## Listed entries
---

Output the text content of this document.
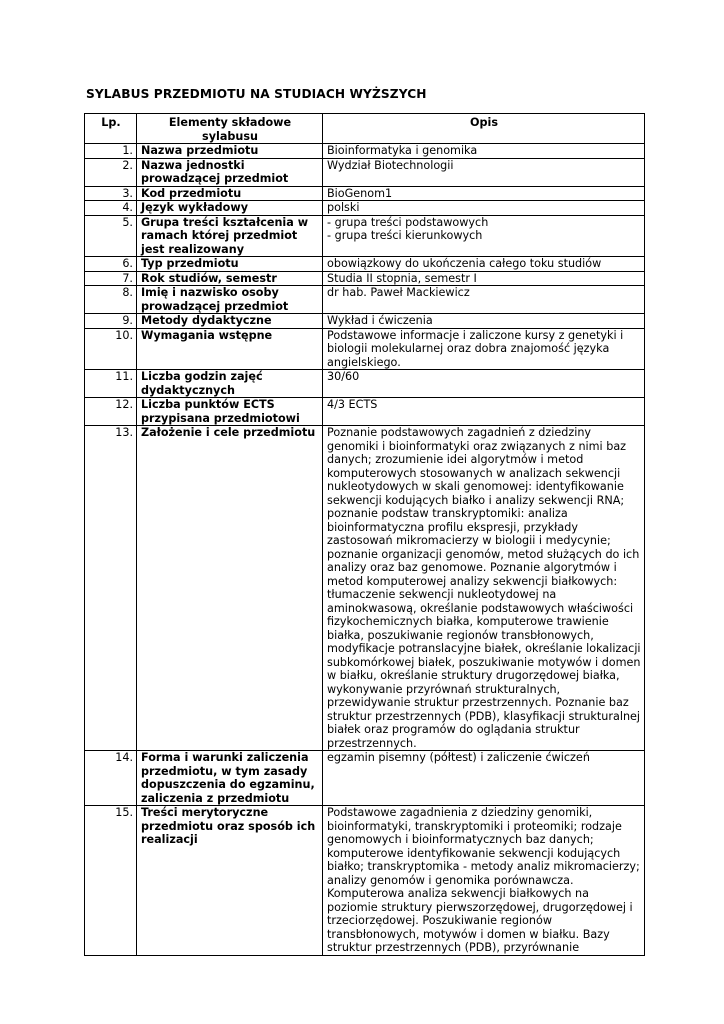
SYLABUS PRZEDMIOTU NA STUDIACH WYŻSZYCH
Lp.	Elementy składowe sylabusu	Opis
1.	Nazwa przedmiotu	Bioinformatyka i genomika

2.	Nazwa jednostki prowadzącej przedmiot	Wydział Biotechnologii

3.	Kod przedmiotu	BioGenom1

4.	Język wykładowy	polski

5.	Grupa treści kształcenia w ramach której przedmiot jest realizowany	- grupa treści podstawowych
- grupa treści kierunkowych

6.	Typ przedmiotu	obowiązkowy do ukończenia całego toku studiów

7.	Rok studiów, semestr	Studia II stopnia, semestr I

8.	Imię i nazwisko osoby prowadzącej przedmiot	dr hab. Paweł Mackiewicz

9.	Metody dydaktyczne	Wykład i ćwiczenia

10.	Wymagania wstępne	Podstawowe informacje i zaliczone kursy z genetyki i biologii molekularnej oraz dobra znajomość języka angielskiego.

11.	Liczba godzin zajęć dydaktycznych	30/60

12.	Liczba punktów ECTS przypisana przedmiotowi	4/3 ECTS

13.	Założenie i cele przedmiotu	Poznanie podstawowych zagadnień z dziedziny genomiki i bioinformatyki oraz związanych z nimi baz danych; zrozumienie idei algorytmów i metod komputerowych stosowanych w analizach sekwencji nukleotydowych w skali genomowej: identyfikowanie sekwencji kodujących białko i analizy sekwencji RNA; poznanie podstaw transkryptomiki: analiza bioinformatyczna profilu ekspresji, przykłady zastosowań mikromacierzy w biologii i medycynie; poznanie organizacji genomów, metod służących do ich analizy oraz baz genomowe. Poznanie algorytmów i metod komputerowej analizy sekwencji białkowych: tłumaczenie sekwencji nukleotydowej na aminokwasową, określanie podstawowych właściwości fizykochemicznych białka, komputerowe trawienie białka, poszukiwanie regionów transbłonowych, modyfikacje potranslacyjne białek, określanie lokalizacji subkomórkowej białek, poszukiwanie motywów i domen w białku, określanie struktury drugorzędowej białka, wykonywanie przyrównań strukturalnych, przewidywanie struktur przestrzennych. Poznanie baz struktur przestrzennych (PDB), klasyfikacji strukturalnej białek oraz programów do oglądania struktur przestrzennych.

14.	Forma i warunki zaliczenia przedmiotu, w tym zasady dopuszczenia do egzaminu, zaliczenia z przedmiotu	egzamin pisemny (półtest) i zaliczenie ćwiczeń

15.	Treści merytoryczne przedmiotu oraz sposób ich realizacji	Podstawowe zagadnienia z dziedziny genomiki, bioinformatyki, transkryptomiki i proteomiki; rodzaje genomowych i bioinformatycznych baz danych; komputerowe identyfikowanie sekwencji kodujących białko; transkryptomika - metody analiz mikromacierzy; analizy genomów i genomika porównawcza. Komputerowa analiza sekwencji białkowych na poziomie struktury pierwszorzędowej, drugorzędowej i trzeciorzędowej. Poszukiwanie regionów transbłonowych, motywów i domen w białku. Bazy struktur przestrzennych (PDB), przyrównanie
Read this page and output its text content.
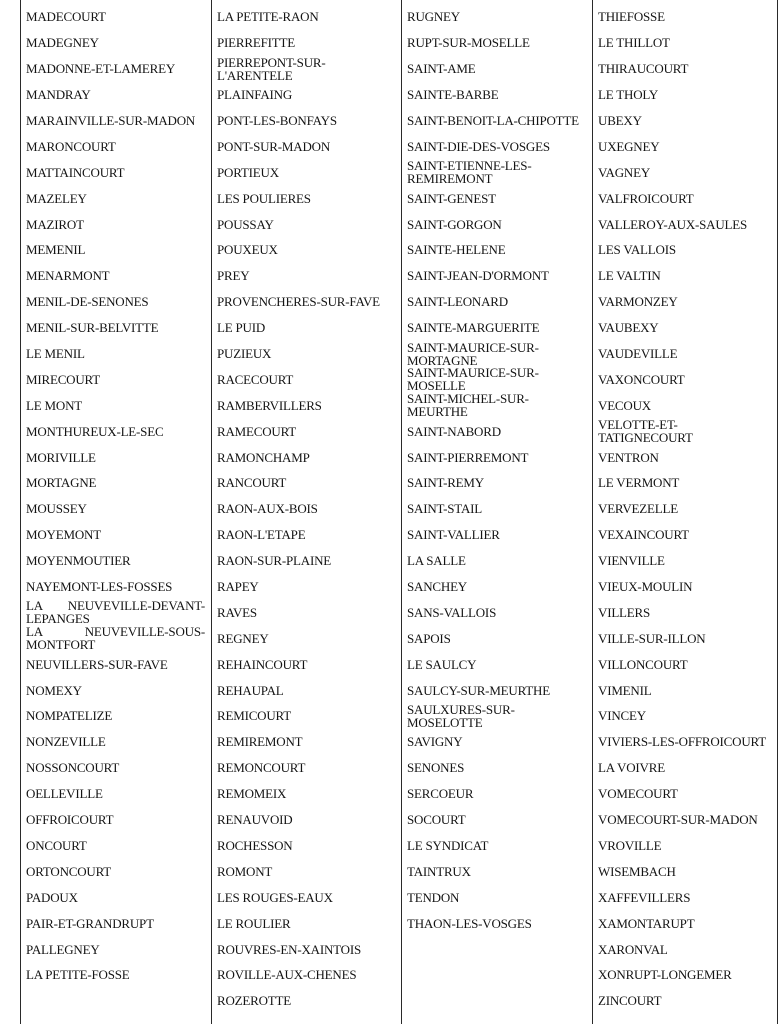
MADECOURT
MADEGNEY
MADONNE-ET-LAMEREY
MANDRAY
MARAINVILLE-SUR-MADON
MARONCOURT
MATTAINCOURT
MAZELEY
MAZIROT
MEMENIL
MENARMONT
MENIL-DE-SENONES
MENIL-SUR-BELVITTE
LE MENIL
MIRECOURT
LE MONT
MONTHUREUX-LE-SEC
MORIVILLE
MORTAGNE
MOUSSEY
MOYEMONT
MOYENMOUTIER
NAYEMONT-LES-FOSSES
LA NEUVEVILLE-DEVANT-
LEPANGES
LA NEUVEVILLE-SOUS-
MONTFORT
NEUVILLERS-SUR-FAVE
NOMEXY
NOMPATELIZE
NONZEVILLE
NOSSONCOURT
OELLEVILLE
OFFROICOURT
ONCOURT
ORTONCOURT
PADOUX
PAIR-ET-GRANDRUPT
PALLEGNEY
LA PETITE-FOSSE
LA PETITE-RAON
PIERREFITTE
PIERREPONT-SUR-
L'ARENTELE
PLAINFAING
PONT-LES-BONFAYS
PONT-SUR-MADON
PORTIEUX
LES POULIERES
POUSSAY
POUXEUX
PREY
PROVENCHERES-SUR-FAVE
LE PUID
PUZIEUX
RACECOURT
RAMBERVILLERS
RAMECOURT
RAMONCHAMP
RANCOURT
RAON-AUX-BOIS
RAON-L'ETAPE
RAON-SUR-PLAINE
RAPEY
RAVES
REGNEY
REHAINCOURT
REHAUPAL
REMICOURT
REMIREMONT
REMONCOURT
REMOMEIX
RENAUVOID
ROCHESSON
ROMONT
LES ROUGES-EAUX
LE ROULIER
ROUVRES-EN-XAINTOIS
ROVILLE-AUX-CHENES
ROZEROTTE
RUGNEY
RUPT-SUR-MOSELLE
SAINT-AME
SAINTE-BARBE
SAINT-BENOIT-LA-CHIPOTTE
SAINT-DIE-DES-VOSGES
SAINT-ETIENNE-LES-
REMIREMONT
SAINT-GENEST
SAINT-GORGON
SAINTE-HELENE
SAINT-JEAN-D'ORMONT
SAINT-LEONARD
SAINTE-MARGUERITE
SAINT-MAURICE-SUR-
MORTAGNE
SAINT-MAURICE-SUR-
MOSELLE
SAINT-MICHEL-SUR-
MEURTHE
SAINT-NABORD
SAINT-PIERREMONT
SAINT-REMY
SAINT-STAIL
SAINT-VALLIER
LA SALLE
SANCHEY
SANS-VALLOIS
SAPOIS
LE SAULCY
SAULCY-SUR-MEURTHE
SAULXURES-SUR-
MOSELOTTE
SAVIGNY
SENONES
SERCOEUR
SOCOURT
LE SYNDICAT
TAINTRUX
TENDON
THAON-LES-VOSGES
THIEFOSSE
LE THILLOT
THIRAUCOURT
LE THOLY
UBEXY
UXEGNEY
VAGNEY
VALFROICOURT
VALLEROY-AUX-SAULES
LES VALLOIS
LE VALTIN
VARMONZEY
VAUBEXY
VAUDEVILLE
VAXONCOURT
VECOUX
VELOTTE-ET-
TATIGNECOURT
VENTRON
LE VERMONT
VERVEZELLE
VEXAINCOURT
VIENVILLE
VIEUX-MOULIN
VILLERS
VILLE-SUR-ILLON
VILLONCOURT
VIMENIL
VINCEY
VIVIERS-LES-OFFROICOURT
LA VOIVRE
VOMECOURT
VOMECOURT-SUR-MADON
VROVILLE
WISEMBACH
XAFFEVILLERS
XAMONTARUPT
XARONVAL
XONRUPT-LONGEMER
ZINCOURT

---

## Your instructions
Would you please copy every line from the listing above that contains the word "OFFROICOURT"?

## Response
OFFROICOURT
VIVIERS-LES-OFFROICOURT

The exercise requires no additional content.